[Start of The input]
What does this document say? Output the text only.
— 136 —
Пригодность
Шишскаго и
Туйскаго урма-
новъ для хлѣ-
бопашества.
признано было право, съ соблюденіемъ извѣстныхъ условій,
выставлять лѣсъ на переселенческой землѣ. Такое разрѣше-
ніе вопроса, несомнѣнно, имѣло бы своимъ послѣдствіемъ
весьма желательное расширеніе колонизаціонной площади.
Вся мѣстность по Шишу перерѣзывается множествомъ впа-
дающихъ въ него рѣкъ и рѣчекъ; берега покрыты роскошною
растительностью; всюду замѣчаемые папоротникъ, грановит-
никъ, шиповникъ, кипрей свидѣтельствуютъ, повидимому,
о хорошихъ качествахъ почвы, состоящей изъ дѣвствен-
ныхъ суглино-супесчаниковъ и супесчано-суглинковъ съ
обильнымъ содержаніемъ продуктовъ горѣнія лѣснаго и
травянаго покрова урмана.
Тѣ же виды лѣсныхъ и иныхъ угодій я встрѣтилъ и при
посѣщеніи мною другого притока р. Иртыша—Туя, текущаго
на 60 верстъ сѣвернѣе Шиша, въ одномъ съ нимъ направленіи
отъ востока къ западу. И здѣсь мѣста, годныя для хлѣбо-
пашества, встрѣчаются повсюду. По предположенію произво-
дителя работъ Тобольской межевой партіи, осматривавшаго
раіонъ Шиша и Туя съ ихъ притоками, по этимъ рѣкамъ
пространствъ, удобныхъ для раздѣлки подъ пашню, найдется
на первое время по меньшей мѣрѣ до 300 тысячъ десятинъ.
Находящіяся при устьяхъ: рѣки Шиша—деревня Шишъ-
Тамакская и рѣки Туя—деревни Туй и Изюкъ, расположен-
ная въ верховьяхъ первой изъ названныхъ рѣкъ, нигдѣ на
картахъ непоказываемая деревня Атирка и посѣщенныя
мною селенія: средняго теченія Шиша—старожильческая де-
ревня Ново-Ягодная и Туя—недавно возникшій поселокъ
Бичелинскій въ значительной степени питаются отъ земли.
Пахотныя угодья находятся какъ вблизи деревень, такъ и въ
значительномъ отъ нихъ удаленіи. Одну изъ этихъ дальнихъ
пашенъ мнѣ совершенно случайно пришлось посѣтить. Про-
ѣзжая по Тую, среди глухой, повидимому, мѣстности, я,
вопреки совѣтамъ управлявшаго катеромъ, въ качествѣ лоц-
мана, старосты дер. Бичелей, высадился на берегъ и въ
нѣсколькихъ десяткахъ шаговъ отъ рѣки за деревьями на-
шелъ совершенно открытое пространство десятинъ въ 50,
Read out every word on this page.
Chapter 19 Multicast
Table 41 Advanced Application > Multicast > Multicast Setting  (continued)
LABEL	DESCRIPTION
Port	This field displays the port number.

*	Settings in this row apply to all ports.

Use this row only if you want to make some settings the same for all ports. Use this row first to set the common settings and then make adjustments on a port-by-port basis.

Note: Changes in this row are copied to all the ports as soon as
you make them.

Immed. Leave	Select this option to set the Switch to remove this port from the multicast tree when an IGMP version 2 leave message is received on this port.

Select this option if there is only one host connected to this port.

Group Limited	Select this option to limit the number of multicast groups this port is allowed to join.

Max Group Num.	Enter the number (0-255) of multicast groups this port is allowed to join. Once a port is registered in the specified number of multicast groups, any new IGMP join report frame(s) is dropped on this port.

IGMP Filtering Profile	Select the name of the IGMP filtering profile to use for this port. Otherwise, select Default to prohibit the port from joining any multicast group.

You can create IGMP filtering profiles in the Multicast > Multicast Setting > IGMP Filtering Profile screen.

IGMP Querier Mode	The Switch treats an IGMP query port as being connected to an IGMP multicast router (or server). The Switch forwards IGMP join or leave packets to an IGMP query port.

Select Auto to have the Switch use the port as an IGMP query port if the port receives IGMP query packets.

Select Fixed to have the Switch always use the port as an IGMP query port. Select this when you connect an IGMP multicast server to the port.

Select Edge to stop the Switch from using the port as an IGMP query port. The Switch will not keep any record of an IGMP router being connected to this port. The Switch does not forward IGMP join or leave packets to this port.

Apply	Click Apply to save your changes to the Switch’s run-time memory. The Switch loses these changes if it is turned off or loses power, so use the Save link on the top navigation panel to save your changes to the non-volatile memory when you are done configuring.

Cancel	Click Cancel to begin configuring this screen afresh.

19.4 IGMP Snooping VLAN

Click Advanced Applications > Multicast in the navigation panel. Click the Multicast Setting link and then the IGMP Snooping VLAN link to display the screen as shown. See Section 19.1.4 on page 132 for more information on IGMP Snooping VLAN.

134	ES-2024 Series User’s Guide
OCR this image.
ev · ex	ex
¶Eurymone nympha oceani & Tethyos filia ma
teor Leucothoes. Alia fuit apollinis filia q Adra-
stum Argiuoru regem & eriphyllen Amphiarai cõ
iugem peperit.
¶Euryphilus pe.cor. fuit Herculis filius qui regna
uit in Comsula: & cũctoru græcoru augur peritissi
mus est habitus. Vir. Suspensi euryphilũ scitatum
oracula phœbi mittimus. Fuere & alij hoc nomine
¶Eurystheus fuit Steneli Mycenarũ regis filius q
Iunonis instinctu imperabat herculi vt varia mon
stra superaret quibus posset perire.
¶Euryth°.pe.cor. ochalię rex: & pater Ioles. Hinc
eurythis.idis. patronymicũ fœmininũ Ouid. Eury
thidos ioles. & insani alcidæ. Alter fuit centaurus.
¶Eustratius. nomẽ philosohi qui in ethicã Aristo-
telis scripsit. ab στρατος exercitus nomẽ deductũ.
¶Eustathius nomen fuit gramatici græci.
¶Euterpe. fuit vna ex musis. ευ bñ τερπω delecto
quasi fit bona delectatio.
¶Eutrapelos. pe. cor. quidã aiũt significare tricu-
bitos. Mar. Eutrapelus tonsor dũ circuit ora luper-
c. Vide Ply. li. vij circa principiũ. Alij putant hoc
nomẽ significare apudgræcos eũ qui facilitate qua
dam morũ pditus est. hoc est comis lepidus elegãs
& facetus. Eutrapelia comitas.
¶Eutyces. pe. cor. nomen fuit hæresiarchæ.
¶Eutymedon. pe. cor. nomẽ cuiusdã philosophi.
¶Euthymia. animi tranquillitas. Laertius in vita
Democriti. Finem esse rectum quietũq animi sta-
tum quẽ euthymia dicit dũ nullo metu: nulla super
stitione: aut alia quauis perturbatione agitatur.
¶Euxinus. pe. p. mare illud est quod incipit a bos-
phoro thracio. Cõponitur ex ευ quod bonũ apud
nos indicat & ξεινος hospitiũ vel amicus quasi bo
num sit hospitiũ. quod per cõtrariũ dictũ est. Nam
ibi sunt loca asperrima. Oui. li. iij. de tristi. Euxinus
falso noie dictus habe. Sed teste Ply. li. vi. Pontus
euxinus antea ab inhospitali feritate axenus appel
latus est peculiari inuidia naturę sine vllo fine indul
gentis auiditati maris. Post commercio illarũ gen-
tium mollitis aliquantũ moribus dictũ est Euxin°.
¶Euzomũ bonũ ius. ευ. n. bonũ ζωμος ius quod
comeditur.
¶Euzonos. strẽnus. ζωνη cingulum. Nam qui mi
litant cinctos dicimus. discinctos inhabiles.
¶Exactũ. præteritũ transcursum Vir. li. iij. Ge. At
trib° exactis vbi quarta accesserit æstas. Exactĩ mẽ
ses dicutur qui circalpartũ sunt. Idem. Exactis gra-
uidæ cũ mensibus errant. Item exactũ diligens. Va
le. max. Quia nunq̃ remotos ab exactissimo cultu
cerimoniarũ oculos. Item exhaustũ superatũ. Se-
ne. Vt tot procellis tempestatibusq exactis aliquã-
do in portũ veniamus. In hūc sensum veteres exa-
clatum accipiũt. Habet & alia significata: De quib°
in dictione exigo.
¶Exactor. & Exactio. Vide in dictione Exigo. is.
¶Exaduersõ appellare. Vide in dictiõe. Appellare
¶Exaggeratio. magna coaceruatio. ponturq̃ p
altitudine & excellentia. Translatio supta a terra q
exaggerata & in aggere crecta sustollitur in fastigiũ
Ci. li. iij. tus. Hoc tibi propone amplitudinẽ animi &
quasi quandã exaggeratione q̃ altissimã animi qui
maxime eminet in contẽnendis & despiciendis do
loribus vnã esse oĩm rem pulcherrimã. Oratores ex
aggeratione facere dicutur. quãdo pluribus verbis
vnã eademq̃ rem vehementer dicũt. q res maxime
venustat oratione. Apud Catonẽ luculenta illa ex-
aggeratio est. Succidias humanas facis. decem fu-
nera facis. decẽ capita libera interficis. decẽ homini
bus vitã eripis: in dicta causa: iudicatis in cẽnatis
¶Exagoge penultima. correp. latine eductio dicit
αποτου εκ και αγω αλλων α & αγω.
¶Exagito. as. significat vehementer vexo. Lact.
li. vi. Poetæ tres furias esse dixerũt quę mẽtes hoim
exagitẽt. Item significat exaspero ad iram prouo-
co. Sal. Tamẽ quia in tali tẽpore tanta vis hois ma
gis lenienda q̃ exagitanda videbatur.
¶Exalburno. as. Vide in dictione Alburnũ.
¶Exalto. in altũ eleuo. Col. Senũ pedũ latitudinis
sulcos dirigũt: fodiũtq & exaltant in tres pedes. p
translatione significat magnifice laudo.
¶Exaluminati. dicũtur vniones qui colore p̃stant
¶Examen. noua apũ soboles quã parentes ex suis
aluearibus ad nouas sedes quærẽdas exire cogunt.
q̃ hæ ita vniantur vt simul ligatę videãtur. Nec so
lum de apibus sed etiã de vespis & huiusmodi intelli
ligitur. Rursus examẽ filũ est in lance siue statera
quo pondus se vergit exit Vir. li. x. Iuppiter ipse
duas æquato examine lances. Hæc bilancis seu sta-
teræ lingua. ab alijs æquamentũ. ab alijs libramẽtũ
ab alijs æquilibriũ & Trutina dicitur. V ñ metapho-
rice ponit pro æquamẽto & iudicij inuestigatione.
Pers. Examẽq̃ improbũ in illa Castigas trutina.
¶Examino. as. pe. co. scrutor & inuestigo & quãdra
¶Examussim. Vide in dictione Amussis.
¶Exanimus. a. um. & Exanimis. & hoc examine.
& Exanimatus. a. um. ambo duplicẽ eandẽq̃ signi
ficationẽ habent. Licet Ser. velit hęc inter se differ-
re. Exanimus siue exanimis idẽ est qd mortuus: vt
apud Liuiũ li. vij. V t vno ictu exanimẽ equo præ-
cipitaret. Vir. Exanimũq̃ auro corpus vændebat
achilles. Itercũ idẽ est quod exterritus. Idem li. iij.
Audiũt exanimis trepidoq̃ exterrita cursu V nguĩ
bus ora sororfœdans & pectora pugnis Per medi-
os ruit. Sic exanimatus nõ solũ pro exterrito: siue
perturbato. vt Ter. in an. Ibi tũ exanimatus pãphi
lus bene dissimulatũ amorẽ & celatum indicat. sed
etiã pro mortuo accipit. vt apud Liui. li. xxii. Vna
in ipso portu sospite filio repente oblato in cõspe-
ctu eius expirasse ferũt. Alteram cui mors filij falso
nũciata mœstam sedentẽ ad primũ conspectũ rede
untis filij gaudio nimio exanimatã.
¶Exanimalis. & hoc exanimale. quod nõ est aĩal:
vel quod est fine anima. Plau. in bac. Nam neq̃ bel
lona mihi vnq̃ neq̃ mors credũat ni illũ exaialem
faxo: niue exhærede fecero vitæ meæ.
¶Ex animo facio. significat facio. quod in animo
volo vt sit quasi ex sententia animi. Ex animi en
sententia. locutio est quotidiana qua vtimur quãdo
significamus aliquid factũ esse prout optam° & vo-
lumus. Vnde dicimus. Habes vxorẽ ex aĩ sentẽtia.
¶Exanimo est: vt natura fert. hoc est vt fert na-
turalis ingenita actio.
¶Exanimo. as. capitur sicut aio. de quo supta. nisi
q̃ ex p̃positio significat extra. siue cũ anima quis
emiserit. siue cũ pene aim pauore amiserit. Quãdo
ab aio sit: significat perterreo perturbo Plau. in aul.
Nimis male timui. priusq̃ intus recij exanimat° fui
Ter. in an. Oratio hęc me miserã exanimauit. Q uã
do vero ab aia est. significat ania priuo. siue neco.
[End of The input]
**The task**.
In the material above, find the lines that contain "only" and show them.

**Answer**.
What does this document say? Output the text only.
Use this row only if you want to make some settings the same for all ports. Use this row first to set the common settings and then make adjustments on a port-by-port basis.
Select this option if there is only one host connected to this port.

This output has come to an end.